> [Source text]:
++++++

Unless HB 1354 is signed into law, cat owners in Virginia will continue to be able to have their cats declawed for any reason at all. Like you, we would prefer that no cats were declawed, but we must accept what progress the legislative process can deliver, and that is often gradual in the Commonwealth.

After the bill passes, if there’s evidence of veterinarians abusing the exception for an owner’s health – or of human physicians writing phony documentation – that will give advocates solid ground to return to the General Assembly and amend the language. Enforcement has been placed under Virginia’s Board of Veterinary Medicine, and the Department of Health Professions has thorough and transparent disciplinary proceedings for licensed professions.



Tabitha F. Treloar

Director of Communications Richmond SPCA 


We reached out to the Senators who voted no on this bill and asked them why they voted that way. Here are the two responses we received.

++++++

> [Material supplied]:
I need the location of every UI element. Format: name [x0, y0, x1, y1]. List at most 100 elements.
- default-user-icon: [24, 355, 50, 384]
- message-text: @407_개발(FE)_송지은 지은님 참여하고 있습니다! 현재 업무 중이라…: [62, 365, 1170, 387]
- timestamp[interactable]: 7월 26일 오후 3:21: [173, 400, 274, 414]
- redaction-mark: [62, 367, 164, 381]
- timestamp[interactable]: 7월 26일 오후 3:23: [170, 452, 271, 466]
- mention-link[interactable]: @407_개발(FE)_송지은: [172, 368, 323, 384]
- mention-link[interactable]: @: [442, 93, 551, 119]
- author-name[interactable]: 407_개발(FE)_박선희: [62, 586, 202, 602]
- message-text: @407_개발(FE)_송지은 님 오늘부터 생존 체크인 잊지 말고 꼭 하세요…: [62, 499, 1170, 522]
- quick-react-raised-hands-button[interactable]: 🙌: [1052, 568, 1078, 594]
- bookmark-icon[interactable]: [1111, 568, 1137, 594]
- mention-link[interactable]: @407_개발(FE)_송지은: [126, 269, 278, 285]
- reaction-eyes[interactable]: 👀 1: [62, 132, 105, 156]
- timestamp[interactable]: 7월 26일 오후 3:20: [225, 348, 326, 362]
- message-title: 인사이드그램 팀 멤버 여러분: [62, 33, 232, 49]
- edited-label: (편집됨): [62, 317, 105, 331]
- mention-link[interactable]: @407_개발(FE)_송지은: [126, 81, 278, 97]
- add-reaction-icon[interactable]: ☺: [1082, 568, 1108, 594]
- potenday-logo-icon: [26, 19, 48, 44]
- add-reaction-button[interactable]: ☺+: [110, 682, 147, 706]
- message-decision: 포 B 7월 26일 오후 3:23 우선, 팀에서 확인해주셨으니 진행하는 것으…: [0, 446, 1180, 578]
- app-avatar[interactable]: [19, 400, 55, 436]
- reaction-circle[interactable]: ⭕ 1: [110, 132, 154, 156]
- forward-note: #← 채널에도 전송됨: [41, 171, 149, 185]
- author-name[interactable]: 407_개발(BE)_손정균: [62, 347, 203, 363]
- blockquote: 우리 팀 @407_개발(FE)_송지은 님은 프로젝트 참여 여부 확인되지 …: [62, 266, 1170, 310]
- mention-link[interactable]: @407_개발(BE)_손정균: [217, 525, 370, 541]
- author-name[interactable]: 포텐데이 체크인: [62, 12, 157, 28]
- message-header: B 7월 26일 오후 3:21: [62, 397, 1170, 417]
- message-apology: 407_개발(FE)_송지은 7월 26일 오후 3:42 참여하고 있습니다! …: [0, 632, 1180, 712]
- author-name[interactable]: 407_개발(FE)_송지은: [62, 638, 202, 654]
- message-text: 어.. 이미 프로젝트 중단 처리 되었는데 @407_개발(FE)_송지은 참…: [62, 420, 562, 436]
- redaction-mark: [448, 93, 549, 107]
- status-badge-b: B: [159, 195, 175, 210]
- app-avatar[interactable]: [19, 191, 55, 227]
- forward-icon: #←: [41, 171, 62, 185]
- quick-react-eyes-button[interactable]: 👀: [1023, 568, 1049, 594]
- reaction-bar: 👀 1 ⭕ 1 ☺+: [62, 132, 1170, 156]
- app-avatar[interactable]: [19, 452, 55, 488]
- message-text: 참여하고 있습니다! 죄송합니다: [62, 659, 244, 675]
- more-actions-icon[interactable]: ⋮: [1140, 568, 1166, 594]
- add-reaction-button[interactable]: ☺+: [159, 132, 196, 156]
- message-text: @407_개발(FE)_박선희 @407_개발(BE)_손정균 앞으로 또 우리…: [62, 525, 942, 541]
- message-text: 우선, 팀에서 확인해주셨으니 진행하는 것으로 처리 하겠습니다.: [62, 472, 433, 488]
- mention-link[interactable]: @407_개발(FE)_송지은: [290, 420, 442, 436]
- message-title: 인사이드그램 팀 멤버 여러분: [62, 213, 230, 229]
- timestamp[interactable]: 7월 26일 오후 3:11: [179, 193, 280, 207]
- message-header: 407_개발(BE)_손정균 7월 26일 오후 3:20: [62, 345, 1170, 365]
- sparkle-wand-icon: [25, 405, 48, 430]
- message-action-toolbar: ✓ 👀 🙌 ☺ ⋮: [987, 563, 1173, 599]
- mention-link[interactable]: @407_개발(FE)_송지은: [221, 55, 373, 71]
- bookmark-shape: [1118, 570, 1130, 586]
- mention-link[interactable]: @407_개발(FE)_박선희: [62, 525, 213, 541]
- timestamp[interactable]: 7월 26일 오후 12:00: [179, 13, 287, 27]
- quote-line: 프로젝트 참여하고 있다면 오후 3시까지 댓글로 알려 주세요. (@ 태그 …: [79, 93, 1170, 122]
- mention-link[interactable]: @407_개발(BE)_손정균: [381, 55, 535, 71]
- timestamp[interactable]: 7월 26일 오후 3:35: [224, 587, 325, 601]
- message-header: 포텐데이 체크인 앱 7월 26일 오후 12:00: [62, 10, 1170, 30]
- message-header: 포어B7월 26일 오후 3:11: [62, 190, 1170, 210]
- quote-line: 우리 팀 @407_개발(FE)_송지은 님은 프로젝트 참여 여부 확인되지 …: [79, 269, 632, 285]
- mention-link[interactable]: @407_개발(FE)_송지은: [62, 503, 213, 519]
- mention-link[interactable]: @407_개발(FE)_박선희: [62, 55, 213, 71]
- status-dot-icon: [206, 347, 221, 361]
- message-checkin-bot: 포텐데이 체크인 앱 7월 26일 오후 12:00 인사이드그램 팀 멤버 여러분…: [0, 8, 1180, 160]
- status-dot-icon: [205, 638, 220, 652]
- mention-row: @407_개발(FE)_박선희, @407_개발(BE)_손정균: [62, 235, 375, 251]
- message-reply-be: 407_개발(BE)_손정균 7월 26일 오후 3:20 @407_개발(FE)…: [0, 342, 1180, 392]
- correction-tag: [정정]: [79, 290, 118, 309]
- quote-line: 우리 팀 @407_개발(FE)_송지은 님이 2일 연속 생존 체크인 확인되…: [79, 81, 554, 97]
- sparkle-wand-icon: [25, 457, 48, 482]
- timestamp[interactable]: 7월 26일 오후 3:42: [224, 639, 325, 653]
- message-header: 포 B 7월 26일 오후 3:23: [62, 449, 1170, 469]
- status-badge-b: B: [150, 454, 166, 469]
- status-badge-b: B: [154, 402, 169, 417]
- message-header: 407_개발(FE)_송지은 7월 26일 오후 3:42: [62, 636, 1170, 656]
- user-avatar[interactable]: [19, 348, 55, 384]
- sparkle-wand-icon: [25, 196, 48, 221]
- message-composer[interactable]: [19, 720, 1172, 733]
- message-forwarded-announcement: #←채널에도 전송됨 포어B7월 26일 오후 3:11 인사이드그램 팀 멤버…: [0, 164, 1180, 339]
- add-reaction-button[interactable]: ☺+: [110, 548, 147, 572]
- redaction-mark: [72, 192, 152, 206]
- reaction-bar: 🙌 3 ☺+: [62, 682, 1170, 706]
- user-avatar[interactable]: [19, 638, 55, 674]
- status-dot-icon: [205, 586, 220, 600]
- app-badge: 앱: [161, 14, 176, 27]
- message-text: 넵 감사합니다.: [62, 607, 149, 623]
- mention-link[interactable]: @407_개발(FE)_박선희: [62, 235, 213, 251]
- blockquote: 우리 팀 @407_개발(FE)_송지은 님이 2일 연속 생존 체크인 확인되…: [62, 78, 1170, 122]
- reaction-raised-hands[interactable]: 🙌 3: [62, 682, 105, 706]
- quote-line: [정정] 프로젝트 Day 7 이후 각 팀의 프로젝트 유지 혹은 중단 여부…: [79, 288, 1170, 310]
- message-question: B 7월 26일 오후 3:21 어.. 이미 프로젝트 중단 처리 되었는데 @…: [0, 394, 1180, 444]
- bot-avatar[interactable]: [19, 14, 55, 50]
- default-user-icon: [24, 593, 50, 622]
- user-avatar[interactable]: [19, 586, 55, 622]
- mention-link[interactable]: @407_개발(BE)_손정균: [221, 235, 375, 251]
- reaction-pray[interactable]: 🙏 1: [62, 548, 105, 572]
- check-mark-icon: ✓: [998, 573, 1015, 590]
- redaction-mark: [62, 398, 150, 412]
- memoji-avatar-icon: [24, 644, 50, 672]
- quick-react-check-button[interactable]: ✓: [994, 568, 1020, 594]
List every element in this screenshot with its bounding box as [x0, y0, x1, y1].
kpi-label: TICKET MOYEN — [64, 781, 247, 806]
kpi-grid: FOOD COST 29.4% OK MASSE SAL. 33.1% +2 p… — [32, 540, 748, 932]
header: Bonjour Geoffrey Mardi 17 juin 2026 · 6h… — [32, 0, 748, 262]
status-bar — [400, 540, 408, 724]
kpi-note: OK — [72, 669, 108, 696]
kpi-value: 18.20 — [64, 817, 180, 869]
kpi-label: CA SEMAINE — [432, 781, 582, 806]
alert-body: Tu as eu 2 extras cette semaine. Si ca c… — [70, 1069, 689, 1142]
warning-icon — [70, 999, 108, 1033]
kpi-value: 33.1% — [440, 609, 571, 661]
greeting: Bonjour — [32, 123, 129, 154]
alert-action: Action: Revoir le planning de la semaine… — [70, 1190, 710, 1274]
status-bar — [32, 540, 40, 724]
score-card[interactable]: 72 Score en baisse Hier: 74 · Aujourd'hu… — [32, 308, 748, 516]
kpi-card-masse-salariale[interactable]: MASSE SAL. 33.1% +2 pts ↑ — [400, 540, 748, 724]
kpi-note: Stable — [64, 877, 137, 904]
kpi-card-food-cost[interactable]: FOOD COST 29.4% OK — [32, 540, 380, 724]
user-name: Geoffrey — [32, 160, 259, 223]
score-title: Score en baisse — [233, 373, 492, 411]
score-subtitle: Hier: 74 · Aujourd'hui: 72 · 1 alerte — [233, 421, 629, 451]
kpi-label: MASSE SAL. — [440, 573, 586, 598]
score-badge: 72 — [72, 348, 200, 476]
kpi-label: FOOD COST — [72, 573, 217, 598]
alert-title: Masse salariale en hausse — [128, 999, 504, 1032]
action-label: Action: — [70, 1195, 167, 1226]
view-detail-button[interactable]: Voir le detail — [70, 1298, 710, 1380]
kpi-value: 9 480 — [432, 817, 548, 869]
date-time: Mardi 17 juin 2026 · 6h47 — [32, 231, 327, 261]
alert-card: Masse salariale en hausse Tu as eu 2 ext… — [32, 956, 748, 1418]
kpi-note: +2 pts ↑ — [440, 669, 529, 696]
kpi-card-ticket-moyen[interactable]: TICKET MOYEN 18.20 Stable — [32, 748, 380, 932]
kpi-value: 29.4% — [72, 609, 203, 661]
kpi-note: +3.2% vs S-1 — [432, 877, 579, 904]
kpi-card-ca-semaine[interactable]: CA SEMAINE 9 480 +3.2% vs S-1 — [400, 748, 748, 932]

++++++

> [Task]:
Copy out the Richmond SPCA letter's text from "After the bill" up to and including "proceedings for licensed professions." verbatim.

> [Task response]:
After the bill passes, if there’s evidence of veterinarians abusing the exception for an owner’s health – or of human physicians writing phony documentation – that will give advocates solid ground to return to the General Assembly and amend the language. Enforcement has been placed under Virginia’s Board of Veterinary Medicine, and the Department of Health Professions has thorough and transparent disciplinary proceedings for licensed professions.